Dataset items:
◆ ◆ ◆ ◆ ◆
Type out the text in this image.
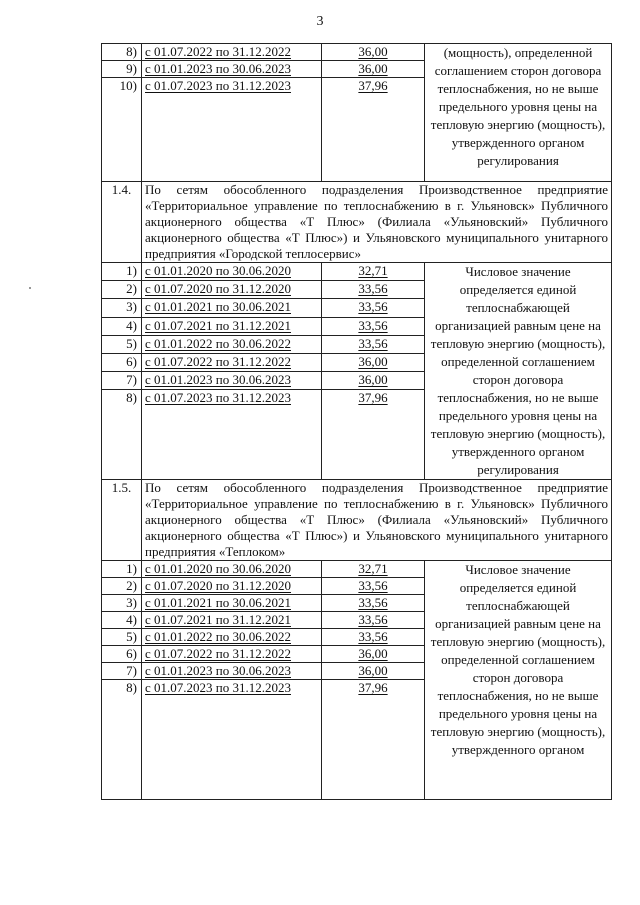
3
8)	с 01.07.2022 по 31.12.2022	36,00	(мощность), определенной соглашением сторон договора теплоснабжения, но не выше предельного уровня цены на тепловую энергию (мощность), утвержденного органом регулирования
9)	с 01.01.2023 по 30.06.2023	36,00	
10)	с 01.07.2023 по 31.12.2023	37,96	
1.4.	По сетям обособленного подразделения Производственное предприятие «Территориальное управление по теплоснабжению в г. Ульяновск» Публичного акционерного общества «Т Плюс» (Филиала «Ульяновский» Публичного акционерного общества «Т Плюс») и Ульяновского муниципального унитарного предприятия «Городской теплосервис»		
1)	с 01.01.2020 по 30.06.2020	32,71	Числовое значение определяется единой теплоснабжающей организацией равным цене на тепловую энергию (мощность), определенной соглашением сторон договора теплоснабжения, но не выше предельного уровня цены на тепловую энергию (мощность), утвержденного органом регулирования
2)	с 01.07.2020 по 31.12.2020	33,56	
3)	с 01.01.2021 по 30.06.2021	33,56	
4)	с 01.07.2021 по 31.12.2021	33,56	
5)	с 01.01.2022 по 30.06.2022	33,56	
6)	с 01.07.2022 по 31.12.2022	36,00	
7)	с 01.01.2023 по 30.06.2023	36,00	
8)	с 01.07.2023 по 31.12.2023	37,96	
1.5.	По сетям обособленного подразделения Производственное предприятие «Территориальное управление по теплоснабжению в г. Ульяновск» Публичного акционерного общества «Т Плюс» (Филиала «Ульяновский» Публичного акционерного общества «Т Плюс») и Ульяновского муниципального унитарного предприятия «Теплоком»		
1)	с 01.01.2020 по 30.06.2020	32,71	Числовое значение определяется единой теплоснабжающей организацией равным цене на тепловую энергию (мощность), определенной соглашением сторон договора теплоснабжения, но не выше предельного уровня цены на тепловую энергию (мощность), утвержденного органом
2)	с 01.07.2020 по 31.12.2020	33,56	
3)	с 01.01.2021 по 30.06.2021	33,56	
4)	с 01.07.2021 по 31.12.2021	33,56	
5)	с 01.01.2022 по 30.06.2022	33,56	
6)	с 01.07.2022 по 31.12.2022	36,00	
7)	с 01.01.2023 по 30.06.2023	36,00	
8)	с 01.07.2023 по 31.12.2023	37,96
◆ ◆ ◆ ◆ ◆
** WRITTEN TASK **
Transcribe all entries above exactly. Drop the pictures.

** EXERCISE ANSWER **
Type out the text in this image.
3
8)	с 01.07.2022 по 31.12.2022	36,00	(мощность), определенной соглашением сторон договора теплоснабжения, но не выше предельного уровня цены на тепловую энергию (мощность), утвержденного органом регулирования
9)	с 01.01.2023 по 30.06.2023	36,00	
10)	с 01.07.2023 по 31.12.2023	37,96	
1.4.	По сетям обособленного подразделения Производственное предприятие «Территориальное управление по теплоснабжению в г. Ульяновск» Публичного акционерного общества «Т Плюс» (Филиала «Ульяновский» Публичного акционерного общества «Т Плюс») и Ульяновского муниципального унитарного предприятия «Городской теплосервис»		
1)	с 01.01.2020 по 30.06.2020	32,71	Числовое значение определяется единой теплоснабжающей организацией равным цене на тепловую энергию (мощность), определенной соглашением сторон договора теплоснабжения, но не выше предельного уровня цены на тепловую энергию (мощность), утвержденного органом регулирования
2)	с 01.07.2020 по 31.12.2020	33,56	
3)	с 01.01.2021 по 30.06.2021	33,56	
4)	с 01.07.2021 по 31.12.2021	33,56	
5)	с 01.01.2022 по 30.06.2022	33,56	
6)	с 01.07.2022 по 31.12.2022	36,00	
7)	с 01.01.2023 по 30.06.2023	36,00	
8)	с 01.07.2023 по 31.12.2023	37,96	
1.5.	По сетям обособленного подразделения Производственное предприятие «Территориальное управление по теплоснабжению в г. Ульяновск» Публичного акционерного общества «Т Плюс» (Филиала «Ульяновский» Публичного акционерного общества «Т Плюс») и Ульяновского муниципального унитарного предприятия «Теплоком»		
1)	с 01.01.2020 по 30.06.2020	32,71	Числовое значение определяется единой теплоснабжающей организацией равным цене на тепловую энергию (мощность), определенной соглашением сторон договора теплоснабжения, но не выше предельного уровня цены на тепловую энергию (мощность), утвержденного органом
2)	с 01.07.2020 по 31.12.2020	33,56	
3)	с 01.01.2021 по 30.06.2021	33,56	
4)	с 01.07.2021 по 31.12.2021	33,56	
5)	с 01.01.2022 по 30.06.2022	33,56	
6)	с 01.07.2022 по 31.12.2022	36,00	
7)	с 01.01.2023 по 30.06.2023	36,00	
8)	с 01.07.2023 по 31.12.2023	37,96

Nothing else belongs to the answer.